_Problem_
Omit all images. Write out the rest of the material exactly.

_Provided records_

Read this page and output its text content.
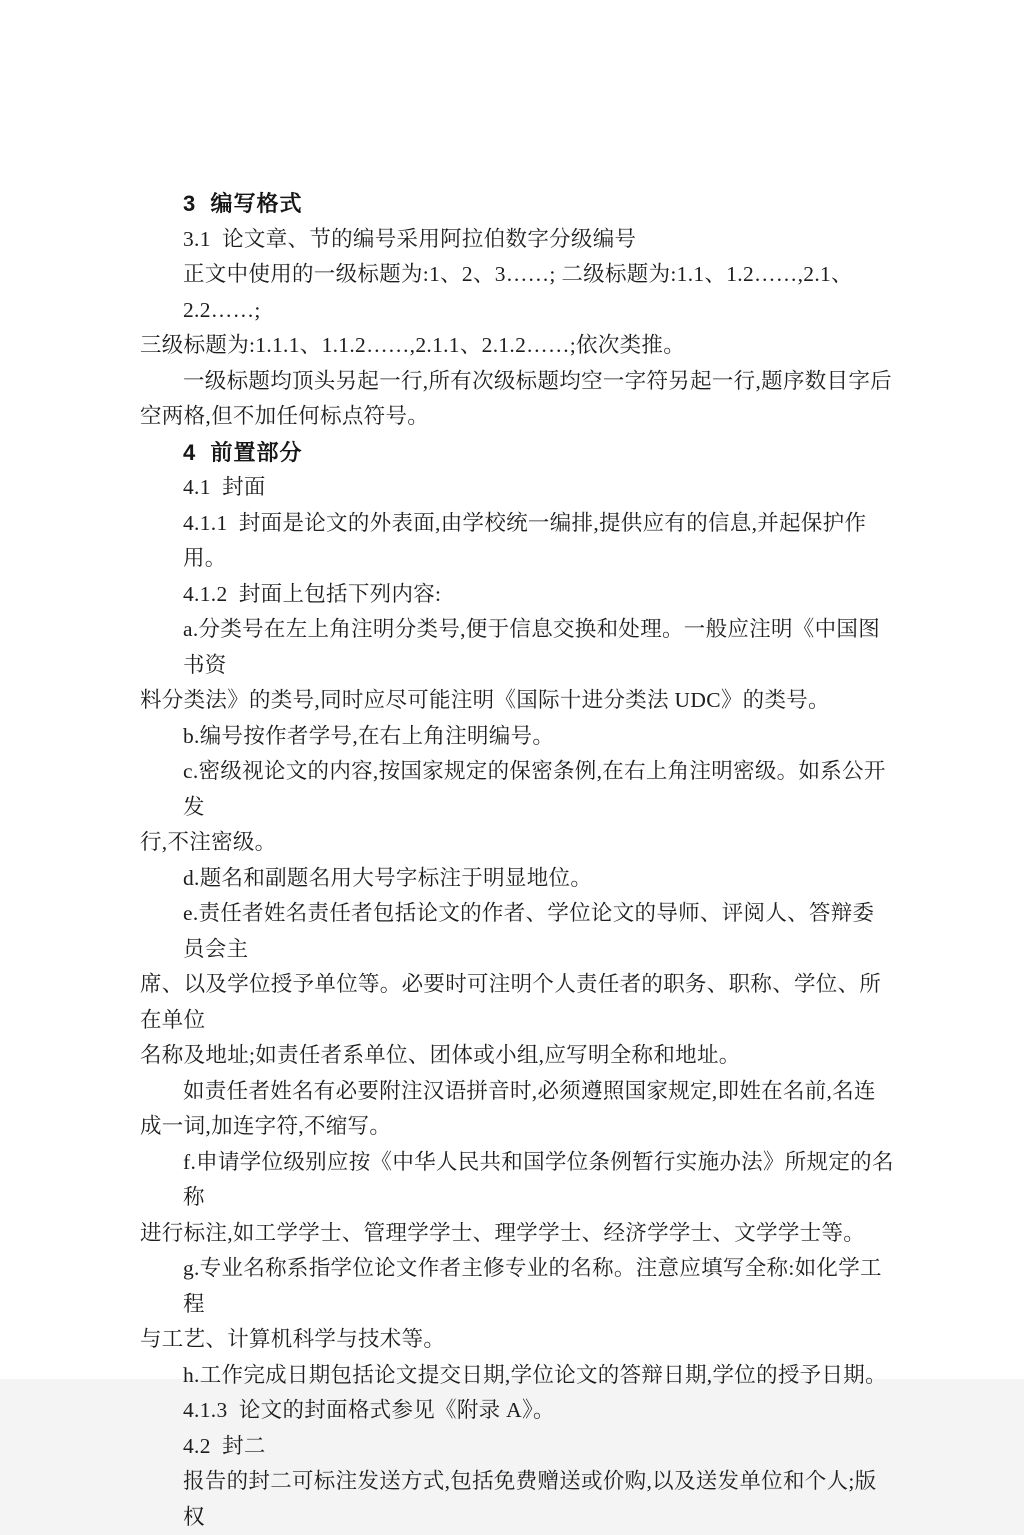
3  编写格式
3.1  论文章、节的编号采用阿拉伯数字分级编号
正文中使用的一级标题为:1、2、3……; 二级标题为:1.1、1.2……,2.1、2.2……;
三级标题为:1.1.1、1.1.2……,2.1.1、2.1.2……;依次类推。
一级标题均顶头另起一行,所有次级标题均空一字符另起一行,题序数目字后
空两格,但不加任何标点符号。
4  前置部分
4.1  封面
4.1.1  封面是论文的外表面,由学校统一编排,提供应有的信息,并起保护作用。
4.1.2  封面上包括下列内容:
a.分类号在左上角注明分类号,便于信息交换和处理。一般应注明《中国图书资
料分类法》的类号,同时应尽可能注明《国际十进分类法 UDC》的类号。
b.编号按作者学号,在右上角注明编号。
c.密级视论文的内容,按国家规定的保密条例,在右上角注明密级。如系公开发
行,不注密级。
d.题名和副题名用大号字标注于明显地位。
e.责任者姓名责任者包括论文的作者、学位论文的导师、评阅人、答辩委员会主
席、以及学位授予单位等。必要时可注明个人责任者的职务、职称、学位、所在单位
名称及地址;如责任者系单位、团体或小组,应写明全称和地址。
如责任者姓名有必要附注汉语拼音时,必须遵照国家规定,即姓在名前,名连
成一词,加连字符,不缩写。
f.申请学位级别应按《中华人民共和国学位条例暂行实施办法》所规定的名称
进行标注,如工学学士、管理学学士、理学学士、经济学学士、文学学士等。
g.专业名称系指学位论文作者主修专业的名称。注意应填写全称:如化学工程
与工艺、计算机科学与技术等。
h.工作完成日期包括论文提交日期,学位论文的答辩日期,学位的授予日期。
4.1.3  论文的封面格式参见《附录 A》。
4.2  封二
报告的封二可标注发送方式,包括免费赠送或价购,以及送发单位和个人;版权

_Response to this exercise_
Read this page and output its text content.
3  编写格式
3.1  论文章、节的编号采用阿拉伯数字分级编号
正文中使用的一级标题为:1、2、3……; 二级标题为:1.1、1.2……,2.1、2.2……;
三级标题为:1.1.1、1.1.2……,2.1.1、2.1.2……;依次类推。
一级标题均顶头另起一行,所有次级标题均空一字符另起一行,题序数目字后
空两格,但不加任何标点符号。
4  前置部分
4.1  封面
4.1.1  封面是论文的外表面,由学校统一编排,提供应有的信息,并起保护作用。
4.1.2  封面上包括下列内容:
a.分类号在左上角注明分类号,便于信息交换和处理。一般应注明《中国图书资
料分类法》的类号,同时应尽可能注明《国际十进分类法 UDC》的类号。
b.编号按作者学号,在右上角注明编号。
c.密级视论文的内容,按国家规定的保密条例,在右上角注明密级。如系公开发
行,不注密级。
d.题名和副题名用大号字标注于明显地位。
e.责任者姓名责任者包括论文的作者、学位论文的导师、评阅人、答辩委员会主
席、以及学位授予单位等。必要时可注明个人责任者的职务、职称、学位、所在单位
名称及地址;如责任者系单位、团体或小组,应写明全称和地址。
如责任者姓名有必要附注汉语拼音时,必须遵照国家规定,即姓在名前,名连
成一词,加连字符,不缩写。
f.申请学位级别应按《中华人民共和国学位条例暂行实施办法》所规定的名称
进行标注,如工学学士、管理学学士、理学学士、经济学学士、文学学士等。
g.专业名称系指学位论文作者主修专业的名称。注意应填写全称:如化学工程
与工艺、计算机科学与技术等。
h.工作完成日期包括论文提交日期,学位论文的答辩日期,学位的授予日期。
4.1.3  论文的封面格式参见《附录 A》。
4.2  封二
报告的封二可标注发送方式,包括免费赠送或价购,以及送发单位和个人;版权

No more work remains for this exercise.